##### SUPPLIED INFORMATION #####

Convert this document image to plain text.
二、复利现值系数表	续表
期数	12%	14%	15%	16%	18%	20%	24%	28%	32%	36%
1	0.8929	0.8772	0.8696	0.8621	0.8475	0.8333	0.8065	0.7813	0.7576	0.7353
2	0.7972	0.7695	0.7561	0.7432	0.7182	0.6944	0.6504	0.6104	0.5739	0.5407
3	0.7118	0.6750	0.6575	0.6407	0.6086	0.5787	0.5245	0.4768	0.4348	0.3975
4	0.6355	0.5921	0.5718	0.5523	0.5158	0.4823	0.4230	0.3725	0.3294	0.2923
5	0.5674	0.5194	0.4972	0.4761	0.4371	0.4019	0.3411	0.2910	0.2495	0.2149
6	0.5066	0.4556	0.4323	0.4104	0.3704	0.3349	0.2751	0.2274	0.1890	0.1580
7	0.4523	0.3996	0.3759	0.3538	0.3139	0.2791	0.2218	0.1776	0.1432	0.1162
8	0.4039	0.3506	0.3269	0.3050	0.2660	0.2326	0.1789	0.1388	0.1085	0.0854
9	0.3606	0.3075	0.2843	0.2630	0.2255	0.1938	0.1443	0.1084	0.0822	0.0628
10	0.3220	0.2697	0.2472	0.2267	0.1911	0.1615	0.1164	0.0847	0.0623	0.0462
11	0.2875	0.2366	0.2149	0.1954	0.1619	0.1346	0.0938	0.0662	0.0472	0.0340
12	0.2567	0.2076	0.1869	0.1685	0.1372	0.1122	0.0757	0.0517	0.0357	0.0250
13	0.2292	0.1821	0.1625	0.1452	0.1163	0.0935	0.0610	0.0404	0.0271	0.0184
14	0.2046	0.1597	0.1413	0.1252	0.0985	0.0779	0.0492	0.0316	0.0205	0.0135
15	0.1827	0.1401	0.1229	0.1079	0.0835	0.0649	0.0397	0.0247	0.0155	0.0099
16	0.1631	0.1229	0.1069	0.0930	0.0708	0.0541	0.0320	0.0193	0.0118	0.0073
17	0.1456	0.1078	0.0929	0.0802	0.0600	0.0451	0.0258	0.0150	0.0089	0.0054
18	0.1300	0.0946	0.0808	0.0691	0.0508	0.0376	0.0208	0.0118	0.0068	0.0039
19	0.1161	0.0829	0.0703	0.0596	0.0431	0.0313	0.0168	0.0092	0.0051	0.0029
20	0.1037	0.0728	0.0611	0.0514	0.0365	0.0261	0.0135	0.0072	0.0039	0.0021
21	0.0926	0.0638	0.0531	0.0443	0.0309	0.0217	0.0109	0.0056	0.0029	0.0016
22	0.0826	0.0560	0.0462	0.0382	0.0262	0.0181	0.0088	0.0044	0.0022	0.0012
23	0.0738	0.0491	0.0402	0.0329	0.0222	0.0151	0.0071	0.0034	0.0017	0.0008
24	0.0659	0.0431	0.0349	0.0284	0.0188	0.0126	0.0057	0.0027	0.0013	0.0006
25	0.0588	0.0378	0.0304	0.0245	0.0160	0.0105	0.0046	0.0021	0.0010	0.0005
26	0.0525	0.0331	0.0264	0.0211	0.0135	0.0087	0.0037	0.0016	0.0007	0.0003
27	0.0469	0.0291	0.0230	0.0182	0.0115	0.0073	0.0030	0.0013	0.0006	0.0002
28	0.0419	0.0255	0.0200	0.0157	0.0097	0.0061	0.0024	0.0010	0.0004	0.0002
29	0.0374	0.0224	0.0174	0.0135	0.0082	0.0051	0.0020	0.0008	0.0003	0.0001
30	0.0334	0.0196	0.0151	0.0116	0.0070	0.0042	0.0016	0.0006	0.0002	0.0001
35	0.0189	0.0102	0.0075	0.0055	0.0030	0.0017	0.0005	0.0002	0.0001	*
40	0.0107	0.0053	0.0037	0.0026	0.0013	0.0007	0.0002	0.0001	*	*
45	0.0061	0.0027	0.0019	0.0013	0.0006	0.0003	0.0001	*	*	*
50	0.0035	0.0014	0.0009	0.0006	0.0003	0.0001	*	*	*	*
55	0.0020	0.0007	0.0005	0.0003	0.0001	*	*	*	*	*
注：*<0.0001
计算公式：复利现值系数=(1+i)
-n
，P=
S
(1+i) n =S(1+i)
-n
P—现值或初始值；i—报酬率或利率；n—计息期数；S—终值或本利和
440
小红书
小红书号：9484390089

#####

◆ BRIEF ◆
Emit the full listing verbatim.

◆ COMPLETED EXERCISE ◆
Convert this document image to plain text.
二、复利现值系数表	续表
期数	12%	14%	15%	16%	18%	20%	24%	28%	32%	36%
1	0.8929	0.8772	0.8696	0.8621	0.8475	0.8333	0.8065	0.7813	0.7576	0.7353
2	0.7972	0.7695	0.7561	0.7432	0.7182	0.6944	0.6504	0.6104	0.5739	0.5407
3	0.7118	0.6750	0.6575	0.6407	0.6086	0.5787	0.5245	0.4768	0.4348	0.3975
4	0.6355	0.5921	0.5718	0.5523	0.5158	0.4823	0.4230	0.3725	0.3294	0.2923
5	0.5674	0.5194	0.4972	0.4761	0.4371	0.4019	0.3411	0.2910	0.2495	0.2149
6	0.5066	0.4556	0.4323	0.4104	0.3704	0.3349	0.2751	0.2274	0.1890	0.1580
7	0.4523	0.3996	0.3759	0.3538	0.3139	0.2791	0.2218	0.1776	0.1432	0.1162
8	0.4039	0.3506	0.3269	0.3050	0.2660	0.2326	0.1789	0.1388	0.1085	0.0854
9	0.3606	0.3075	0.2843	0.2630	0.2255	0.1938	0.1443	0.1084	0.0822	0.0628
10	0.3220	0.2697	0.2472	0.2267	0.1911	0.1615	0.1164	0.0847	0.0623	0.0462
11	0.2875	0.2366	0.2149	0.1954	0.1619	0.1346	0.0938	0.0662	0.0472	0.0340
12	0.2567	0.2076	0.1869	0.1685	0.1372	0.1122	0.0757	0.0517	0.0357	0.0250
13	0.2292	0.1821	0.1625	0.1452	0.1163	0.0935	0.0610	0.0404	0.0271	0.0184
14	0.2046	0.1597	0.1413	0.1252	0.0985	0.0779	0.0492	0.0316	0.0205	0.0135
15	0.1827	0.1401	0.1229	0.1079	0.0835	0.0649	0.0397	0.0247	0.0155	0.0099
16	0.1631	0.1229	0.1069	0.0930	0.0708	0.0541	0.0320	0.0193	0.0118	0.0073
17	0.1456	0.1078	0.0929	0.0802	0.0600	0.0451	0.0258	0.0150	0.0089	0.0054
18	0.1300	0.0946	0.0808	0.0691	0.0508	0.0376	0.0208	0.0118	0.0068	0.0039
19	0.1161	0.0829	0.0703	0.0596	0.0431	0.0313	0.0168	0.0092	0.0051	0.0029
20	0.1037	0.0728	0.0611	0.0514	0.0365	0.0261	0.0135	0.0072	0.0039	0.0021
21	0.0926	0.0638	0.0531	0.0443	0.0309	0.0217	0.0109	0.0056	0.0029	0.0016
22	0.0826	0.0560	0.0462	0.0382	0.0262	0.0181	0.0088	0.0044	0.0022	0.0012
23	0.0738	0.0491	0.0402	0.0329	0.0222	0.0151	0.0071	0.0034	0.0017	0.0008
24	0.0659	0.0431	0.0349	0.0284	0.0188	0.0126	0.0057	0.0027	0.0013	0.0006
25	0.0588	0.0378	0.0304	0.0245	0.0160	0.0105	0.0046	0.0021	0.0010	0.0005
26	0.0525	0.0331	0.0264	0.0211	0.0135	0.0087	0.0037	0.0016	0.0007	0.0003
27	0.0469	0.0291	0.0230	0.0182	0.0115	0.0073	0.0030	0.0013	0.0006	0.0002
28	0.0419	0.0255	0.0200	0.0157	0.0097	0.0061	0.0024	0.0010	0.0004	0.0002
29	0.0374	0.0224	0.0174	0.0135	0.0082	0.0051	0.0020	0.0008	0.0003	0.0001
30	0.0334	0.0196	0.0151	0.0116	0.0070	0.0042	0.0016	0.0006	0.0002	0.0001
35	0.0189	0.0102	0.0075	0.0055	0.0030	0.0017	0.0005	0.0002	0.0001	*
40	0.0107	0.0053	0.0037	0.0026	0.0013	0.0007	0.0002	0.0001	*	*
45	0.0061	0.0027	0.0019	0.0013	0.0006	0.0003	0.0001	*	*	*
50	0.0035	0.0014	0.0009	0.0006	0.0003	0.0001	*	*	*	*
55	0.0020	0.0007	0.0005	0.0003	0.0001	*	*	*	*	*
注：*<0.0001
计算公式：复利现值系数=(1+i)
-n
，P=
S
(1+i) n =S(1+i)
-n
P—现值或初始值；i—报酬率或利率；n—计息期数；S—终值或本利和
440
小红书
小红书号：9484390089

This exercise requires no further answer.